What you are asked to do.
Extract all lines that hold the string "Google".

Listed entries.
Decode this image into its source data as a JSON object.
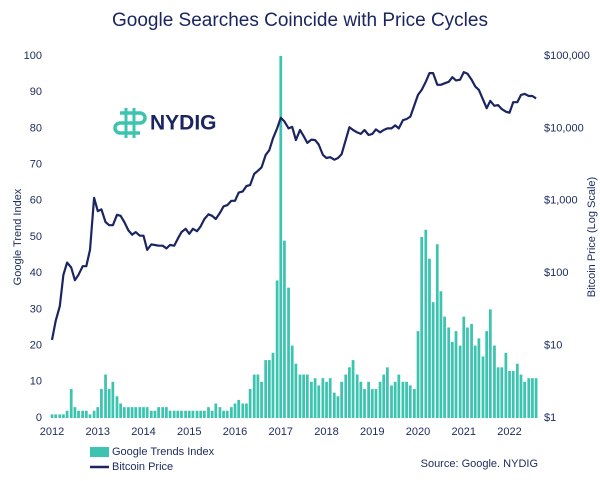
{
  "chart_data": {
    "type": "combo",
    "title": "Google Searches Coincide with Price Cycles",
    "logo_text": "NYDIG",
    "source": "Source: Google. NYDIG",
    "y_label": "Google Trend Index",
    "y2_label": "Bitcoin Price (Log Scale)",
    "x": [
      2012,
      2012.08,
      2012.17,
      2012.25,
      2012.33,
      2012.42,
      2012.5,
      2012.58,
      2012.67,
      2012.75,
      2012.83,
      2012.92,
      2013,
      2013.08,
      2013.17,
      2013.25,
      2013.33,
      2013.42,
      2013.5,
      2013.58,
      2013.67,
      2013.75,
      2013.83,
      2013.92,
      2014,
      2014.08,
      2014.17,
      2014.25,
      2014.33,
      2014.42,
      2014.5,
      2014.58,
      2014.67,
      2014.75,
      2014.83,
      2014.92,
      2015,
      2015.08,
      2015.17,
      2015.25,
      2015.33,
      2015.42,
      2015.5,
      2015.58,
      2015.67,
      2015.75,
      2015.83,
      2015.92,
      2016,
      2016.08,
      2016.17,
      2016.25,
      2016.33,
      2016.42,
      2016.5,
      2016.58,
      2016.67,
      2016.75,
      2016.83,
      2016.92,
      2017,
      2017.08,
      2017.17,
      2017.25,
      2017.33,
      2017.42,
      2017.5,
      2017.58,
      2017.67,
      2017.75,
      2017.83,
      2017.92,
      2018,
      2018.08,
      2018.17,
      2018.25,
      2018.33,
      2018.42,
      2018.5,
      2018.58,
      2018.67,
      2018.75,
      2018.83,
      2018.92,
      2019,
      2019.08,
      2019.17,
      2019.25,
      2019.33,
      2019.42,
      2019.5,
      2019.58,
      2019.67,
      2019.75,
      2019.83,
      2019.92,
      2020,
      2020.08,
      2020.17,
      2020.25,
      2020.33,
      2020.42,
      2020.5,
      2020.58,
      2020.67,
      2020.75,
      2020.83,
      2020.92,
      2021,
      2021.08,
      2021.17,
      2021.25,
      2021.33,
      2021.42,
      2021.5,
      2021.58,
      2021.67,
      2021.75,
      2021.83,
      2021.92,
      2022,
      2022.08,
      2022.17,
      2022.25,
      2022.33,
      2022.42,
      2022.5,
      2022.58
    ],
    "xlim": [
      2012,
      2022.6
    ],
    "xticks": [
      2012,
      2013,
      2014,
      2015,
      2016,
      2017,
      2018,
      2019,
      2020,
      2021,
      2022
    ],
    "ylim": [
      0,
      100
    ],
    "yticks": [
      0,
      10,
      20,
      30,
      40,
      50,
      60,
      70,
      80,
      90,
      100
    ],
    "y2lim": [
      1,
      100000
    ],
    "y2_scale": "log",
    "y2ticks": [
      {
        "value": 1,
        "label": "$1"
      },
      {
        "value": 10,
        "label": "$10"
      },
      {
        "value": 100,
        "label": "$100"
      },
      {
        "value": 1000,
        "label": "$1,000"
      },
      {
        "value": 10000,
        "label": "$10,000"
      },
      {
        "value": 100000,
        "label": "$100,000"
      }
    ],
    "series": [
      {
        "name": "Google Trends Index",
        "type": "bar",
        "color": "#3cc4b0",
        "values": [
          1,
          1,
          1,
          1,
          2,
          8,
          3,
          2,
          2,
          2,
          1,
          2,
          3,
          8,
          12,
          8,
          10,
          6,
          4,
          3,
          3,
          3,
          3,
          3,
          3,
          3,
          2,
          2,
          3,
          3,
          3,
          2,
          2,
          2,
          2,
          2,
          2,
          2,
          2,
          2,
          2,
          3,
          2,
          4,
          3,
          2,
          2,
          3,
          4,
          5,
          4,
          4,
          8,
          12,
          12,
          10,
          16,
          16,
          18,
          38,
          100,
          49,
          36,
          20,
          15,
          12,
          12,
          12,
          10,
          11,
          9,
          11,
          10,
          11,
          7,
          6,
          10,
          12,
          14,
          16,
          12,
          10,
          8,
          10,
          8,
          8,
          10,
          12,
          14,
          9,
          10,
          12,
          10,
          10,
          9,
          8,
          24,
          50,
          52,
          44,
          32,
          48,
          35,
          28,
          25,
          21,
          24,
          20,
          28,
          25,
          26,
          20,
          22,
          17,
          24,
          30,
          20,
          14,
          14,
          18,
          13,
          13,
          15,
          12,
          10,
          11,
          11,
          11
        ]
      },
      {
        "name": "Bitcoin Price",
        "type": "line",
        "color": "#1b2560",
        "axis": "y2",
        "values": [
          12,
          22,
          35,
          95,
          140,
          120,
          80,
          95,
          125,
          125,
          210,
          1100,
          720,
          760,
          510,
          460,
          460,
          640,
          620,
          510,
          390,
          340,
          370,
          330,
          330,
          210,
          250,
          245,
          240,
          240,
          220,
          245,
          240,
          300,
          370,
          410,
          350,
          410,
          380,
          445,
          560,
          650,
          620,
          560,
          680,
          840,
          870,
          1000,
          1000,
          1300,
          1350,
          1600,
          1650,
          2350,
          2600,
          2900,
          4300,
          5000,
          7300,
          10000,
          14000,
          12500,
          10000,
          10500,
          6900,
          9500,
          7800,
          6300,
          7000,
          6900,
          6000,
          4300,
          3900,
          4000,
          3700,
          3900,
          4400,
          6900,
          10400,
          9500,
          8800,
          8400,
          9500,
          8100,
          8400,
          9700,
          8800,
          9500,
          10000,
          10000,
          11000,
          10000,
          13000,
          13500,
          14500,
          21000,
          29000,
          34000,
          44000,
          58000,
          58000,
          40000,
          40000,
          42000,
          44000,
          51000,
          46000,
          47000,
          60000,
          57000,
          47000,
          38000,
          34000,
          25000,
          19000,
          24000,
          20500,
          21000,
          18500,
          17000,
          16500,
          23000,
          23000,
          29000,
          30000,
          28000,
          28000,
          26000
        ]
      }
    ]
  }
}
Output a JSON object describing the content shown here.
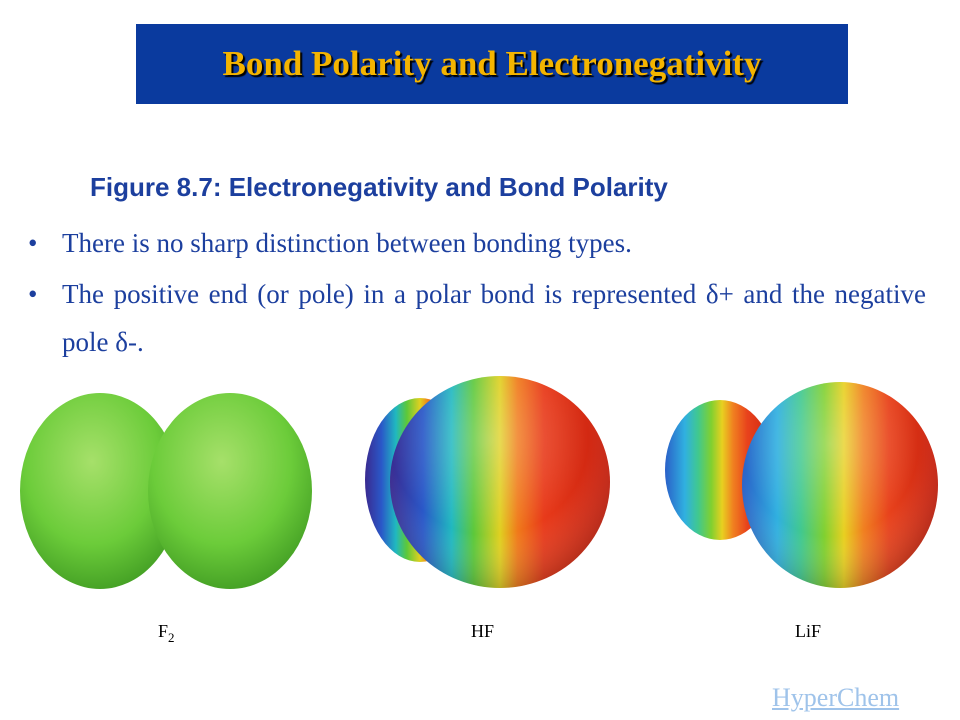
{
  "header": {
    "title": "Bond Polarity and Electronegativity"
  },
  "caption": "Figure 8.7:  Electronegativity and Bond Polarity",
  "bullets": [
    "There is no sharp distinction between bonding types.",
    "The positive end (or pole) in a polar bond is represented δ+ and the negative pole δ-."
  ],
  "bullet_symbol": "•",
  "molecules": [
    {
      "label": "F",
      "subscript": "2"
    },
    {
      "label": "HF"
    },
    {
      "label": "LiF"
    }
  ],
  "link": "HyperChem"
}
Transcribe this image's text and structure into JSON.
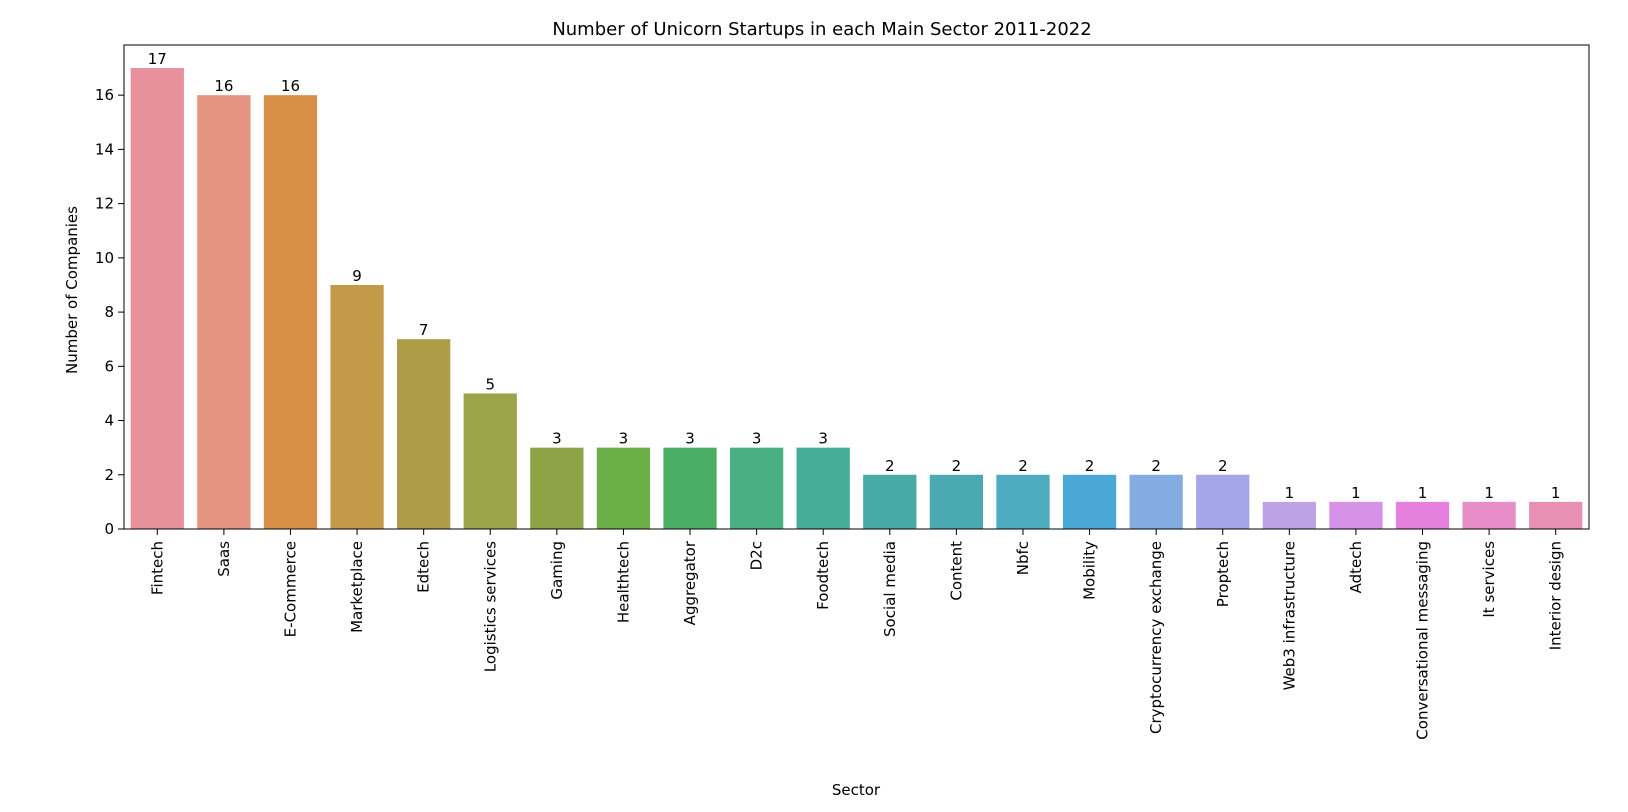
{
  "chart_data": {
    "type": "bar",
    "title": "Number of Unicorn Startups in each Main Sector 2011-2022",
    "xlabel": "Sector",
    "ylabel": "Number of Companies",
    "ylim": [
      0,
      17.85
    ],
    "yticks": [
      0,
      2,
      4,
      6,
      8,
      10,
      12,
      14,
      16
    ],
    "grid": false,
    "legend": "none",
    "categories": [
      "Fintech",
      "Saas",
      "E-Commerce",
      "Marketplace",
      "Edtech",
      "Logistics services",
      "Gaming",
      "Healthtech",
      "Aggregator",
      "D2c",
      "Foodtech",
      "Social media",
      "Content",
      "Nbfc",
      "Mobility",
      "Cryptocurrency exchange",
      "Proptech",
      "Web3 infrastructure",
      "Adtech",
      "Conversational messaging",
      "It services",
      "Interior design"
    ],
    "values": [
      17,
      16,
      16,
      9,
      7,
      5,
      3,
      3,
      3,
      3,
      3,
      2,
      2,
      2,
      2,
      2,
      2,
      1,
      1,
      1,
      1,
      1
    ],
    "colors": [
      "#e8909b",
      "#e59482",
      "#d89049",
      "#c29a49",
      "#ae9c47",
      "#9ea44a",
      "#8da446",
      "#6aaf47",
      "#4aaf64",
      "#4ab083",
      "#46ad97",
      "#47aaa5",
      "#4aa9b1",
      "#4eabc0",
      "#4aa8d6",
      "#82ace2",
      "#a3a6e8",
      "#bda3e6",
      "#d692e6",
      "#e680df",
      "#e78ec8",
      "#e88fb4"
    ]
  }
}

Expected output.
    "title": "Google Searches Coincide with Price Cycles",
    "source": "Source: Google. NYDIG",
    "y_label": "Google Trend Index",
        "name": "Google Trends Index",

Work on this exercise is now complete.